## The exercise
Reproduce all entries precisely as they are written.

## Records
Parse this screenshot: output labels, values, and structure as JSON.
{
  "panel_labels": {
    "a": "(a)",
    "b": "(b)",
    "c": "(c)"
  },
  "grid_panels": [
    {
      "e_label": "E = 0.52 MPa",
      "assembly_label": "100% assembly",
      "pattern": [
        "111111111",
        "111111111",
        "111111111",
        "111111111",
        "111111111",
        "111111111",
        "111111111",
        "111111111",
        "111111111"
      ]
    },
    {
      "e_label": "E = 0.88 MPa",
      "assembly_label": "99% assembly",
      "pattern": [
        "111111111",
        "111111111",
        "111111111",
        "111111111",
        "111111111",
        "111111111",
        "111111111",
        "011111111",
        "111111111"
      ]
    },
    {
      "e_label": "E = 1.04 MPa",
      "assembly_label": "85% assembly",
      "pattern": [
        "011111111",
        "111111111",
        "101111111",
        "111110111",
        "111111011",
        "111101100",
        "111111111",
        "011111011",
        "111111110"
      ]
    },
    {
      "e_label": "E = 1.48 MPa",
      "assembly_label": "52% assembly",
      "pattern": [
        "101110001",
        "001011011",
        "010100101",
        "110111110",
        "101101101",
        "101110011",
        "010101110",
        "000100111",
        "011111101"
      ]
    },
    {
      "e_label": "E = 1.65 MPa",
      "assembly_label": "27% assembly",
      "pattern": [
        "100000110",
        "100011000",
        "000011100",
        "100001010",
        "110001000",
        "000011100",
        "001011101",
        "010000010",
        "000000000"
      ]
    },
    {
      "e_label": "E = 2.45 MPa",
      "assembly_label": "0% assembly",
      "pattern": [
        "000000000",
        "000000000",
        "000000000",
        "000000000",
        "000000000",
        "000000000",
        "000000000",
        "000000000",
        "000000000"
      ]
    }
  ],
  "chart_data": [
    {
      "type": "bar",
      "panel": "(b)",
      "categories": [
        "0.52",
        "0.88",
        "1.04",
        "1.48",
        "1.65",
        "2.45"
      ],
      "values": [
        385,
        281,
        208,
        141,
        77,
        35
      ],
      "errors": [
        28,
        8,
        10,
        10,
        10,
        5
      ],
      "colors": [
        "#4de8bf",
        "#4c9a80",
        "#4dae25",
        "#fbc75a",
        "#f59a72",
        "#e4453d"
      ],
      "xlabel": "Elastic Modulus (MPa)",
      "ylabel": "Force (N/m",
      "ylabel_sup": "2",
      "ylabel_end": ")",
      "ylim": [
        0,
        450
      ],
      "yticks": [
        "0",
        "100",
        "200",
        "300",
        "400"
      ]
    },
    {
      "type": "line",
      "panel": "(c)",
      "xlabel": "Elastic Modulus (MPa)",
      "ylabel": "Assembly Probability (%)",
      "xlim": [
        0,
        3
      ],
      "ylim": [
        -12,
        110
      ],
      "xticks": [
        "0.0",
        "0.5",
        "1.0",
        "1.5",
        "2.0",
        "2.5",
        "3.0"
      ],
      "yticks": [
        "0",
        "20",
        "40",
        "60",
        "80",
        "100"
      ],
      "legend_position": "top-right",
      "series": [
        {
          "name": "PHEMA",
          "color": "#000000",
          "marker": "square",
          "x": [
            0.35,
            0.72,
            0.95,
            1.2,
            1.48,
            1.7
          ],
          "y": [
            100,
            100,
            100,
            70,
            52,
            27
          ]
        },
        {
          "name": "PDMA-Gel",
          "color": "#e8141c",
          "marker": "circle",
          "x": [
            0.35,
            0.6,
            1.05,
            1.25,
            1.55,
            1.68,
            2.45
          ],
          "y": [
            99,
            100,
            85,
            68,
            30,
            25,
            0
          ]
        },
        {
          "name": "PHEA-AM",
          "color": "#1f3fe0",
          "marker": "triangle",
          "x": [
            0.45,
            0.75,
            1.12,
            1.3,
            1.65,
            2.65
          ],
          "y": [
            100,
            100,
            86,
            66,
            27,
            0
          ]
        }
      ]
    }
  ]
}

## Expected output
Parse this screenshot: output labels, values, and structure as JSON.
{
  "panel_labels": {
    "a": "(a)",
    "b": "(b)",
    "c": "(c)"
  },
  "grid_panels": [
    {
      "e_label": "E = 0.52 MPa",
      "assembly_label": "100% assembly",
      "pattern": [
        "111111111",
        "111111111",
        "111111111",
        "111111111",
        "111111111",
        "111111111",
        "111111111",
        "111111111",
        "111111111"
      ]
    },
    {
      "e_label": "E = 0.88 MPa",
      "assembly_label": "99% assembly",
      "pattern": [
        "111111111",
        "111111111",
        "111111111",
        "111111111",
        "111111111",
        "111111111",
        "111111111",
        "011111111",
        "111111111"
      ]
    },
    {
      "e_label": "E = 1.04 MPa",
      "assembly_label": "85% assembly",
      "pattern": [
        "011111111",
        "111111111",
        "101111111",
        "111110111",
        "111111011",
        "111101100",
        "111111111",
        "011111011",
        "111111110"
      ]
    },
    {
      "e_label": "E = 1.48 MPa",
      "assembly_label": "52% assembly",
      "pattern": [
        "101110001",
        "001011011",
        "010100101",
        "110111110",
        "101101101",
        "101110011",
        "010101110",
        "000100111",
        "011111101"
      ]
    },
    {
      "e_label": "E = 1.65 MPa",
      "assembly_label": "27% assembly",
      "pattern": [
        "100000110",
        "100011000",
        "000011100",
        "100001010",
        "110001000",
        "000011100",
        "001011101",
        "010000010",
        "000000000"
      ]
    },
    {
      "e_label": "E = 2.45 MPa",
      "assembly_label": "0% assembly",
      "pattern": [
        "000000000",
        "000000000",
        "000000000",
        "000000000",
        "000000000",
        "000000000",
        "000000000",
        "000000000",
        "000000000"
      ]
    }
  ],
  "chart_data": [
    {
      "type": "bar",
      "panel": "(b)",
      "categories": [
        "0.52",
        "0.88",
        "1.04",
        "1.48",
        "1.65",
        "2.45"
      ],
      "values": [
        385,
        281,
        208,
        141,
        77,
        35
      ],
      "errors": [
        28,
        8,
        10,
        10,
        10,
        5
      ],
      "colors": [
        "#4de8bf",
        "#4c9a80",
        "#4dae25",
        "#fbc75a",
        "#f59a72",
        "#e4453d"
      ],
      "xlabel": "Elastic Modulus (MPa)",
      "ylabel": "Force (N/m",
      "ylabel_sup": "2",
      "ylabel_end": ")",
      "ylim": [
        0,
        450
      ],
      "yticks": [
        "0",
        "100",
        "200",
        "300",
        "400"
      ]
    },
    {
      "type": "line",
      "panel": "(c)",
      "xlabel": "Elastic Modulus (MPa)",
      "ylabel": "Assembly Probability (%)",
      "xlim": [
        0,
        3
      ],
      "ylim": [
        -12,
        110
      ],
      "xticks": [
        "0.0",
        "0.5",
        "1.0",
        "1.5",
        "2.0",
        "2.5",
        "3.0"
      ],
      "yticks": [
        "0",
        "20",
        "40",
        "60",
        "80",
        "100"
      ],
      "legend_position": "top-right",
      "series": [
        {
          "name": "PHEMA",
          "color": "#000000",
          "marker": "square",
          "x": [
            0.35,
            0.72,
            0.95,
            1.2,
            1.48,
            1.7
          ],
          "y": [
            100,
            100,
            100,
            70,
            52,
            27
          ]
        },
        {
          "name": "PDMA-Gel",
          "color": "#e8141c",
          "marker": "circle",
          "x": [
            0.35,
            0.6,
            1.05,
            1.25,
            1.55,
            1.68,
            2.45
          ],
          "y": [
            99,
            100,
            85,
            68,
            30,
            25,
            0
          ]
        },
        {
          "name": "PHEA-AM",
          "color": "#1f3fe0",
          "marker": "triangle",
          "x": [
            0.45,
            0.75,
            1.12,
            1.3,
            1.65,
            2.65
          ],
          "y": [
            100,
            100,
            86,
            66,
            27,
            0
          ]
        }
      ]
    }
  ]
}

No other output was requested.